(Data entries)
□ □ □ □

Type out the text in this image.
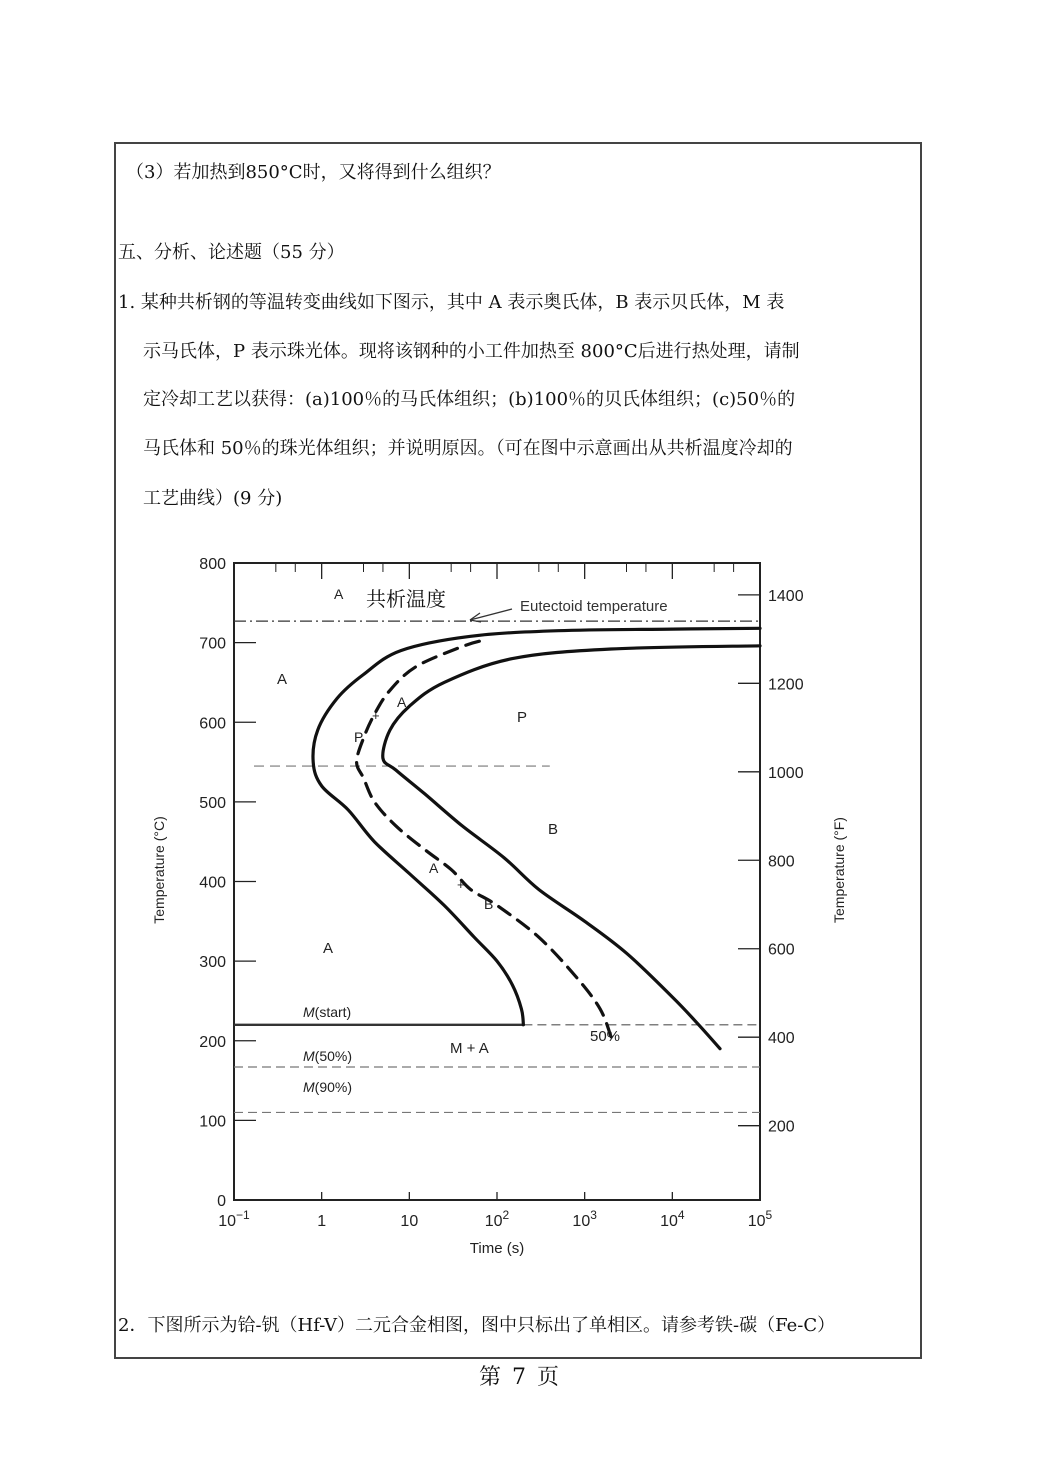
（3）若加热到850°C时，又将得到什么组织？
五、分析、论述题（55 分）
1. 某种共析钢的等温转变曲线如下图示，其中 A 表示奥氏体，B 表示贝氏体，M 表
示马氏体，P 表示珠光体。现将该钢种的小工件加热至 800°C后进行热处理，请制
定冷却工艺以获得：(a)100％的马氏体组织；(b)100％的贝氏体组织；(c)50％的
马氏体和 50％的珠光体组织；并说明原因。（可在图中示意画出从共析温度冷却的
工艺曲线）(9 分)
0
100
200
300
400
500
600
700
800
200
400
600
800
1000
1200
1400
$10^{-1}$	1	10	$10^2$	$10^3$	$10^4$	$10^5$
共析温度	Eutectoid temperature
M(start)
M(50%)
M(90%)
50%
A
A
P
A
B
A
B
A
M + A
P
+
+
Temperature (°C)	Temperature (°F)
Time (s)
2．下图所示为铪-钒（Hf-V）二元合金相图，图中只标出了单相区。请参考铁-碳（Fe-C）
第 7 页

□ □ □ □

Task statement —
Copy out all the data without changing anything, and drop the pictures.

Exercise response —
Type out the text in this image.
（3）若加热到850°C时，又将得到什么组织？
五、分析、论述题（55 分）
1. 某种共析钢的等温转变曲线如下图示，其中 A 表示奥氏体，B 表示贝氏体，M 表
示马氏体，P 表示珠光体。现将该钢种的小工件加热至 800°C后进行热处理，请制
定冷却工艺以获得：(a)100％的马氏体组织；(b)100％的贝氏体组织；(c)50％的
马氏体和 50％的珠光体组织；并说明原因。（可在图中示意画出从共析温度冷却的
工艺曲线）(9 分)
0
100
200
300
400
500
600
700
800
200
400
600
800
1000
1200
1400
$10^{-1}$	1	10	$10^2$	$10^3$	$10^4$	$10^5$
共析温度	Eutectoid temperature
M(start)
M(50%)
M(90%)
50%
A
A
P
A
B
A
B
A
M + A
P
+
+
Temperature (°C)	Temperature (°F)
Time (s)
2．下图所示为铪-钒（Hf-V）二元合金相图，图中只标出了单相区。请参考铁-碳（Fe-C）
第 7 页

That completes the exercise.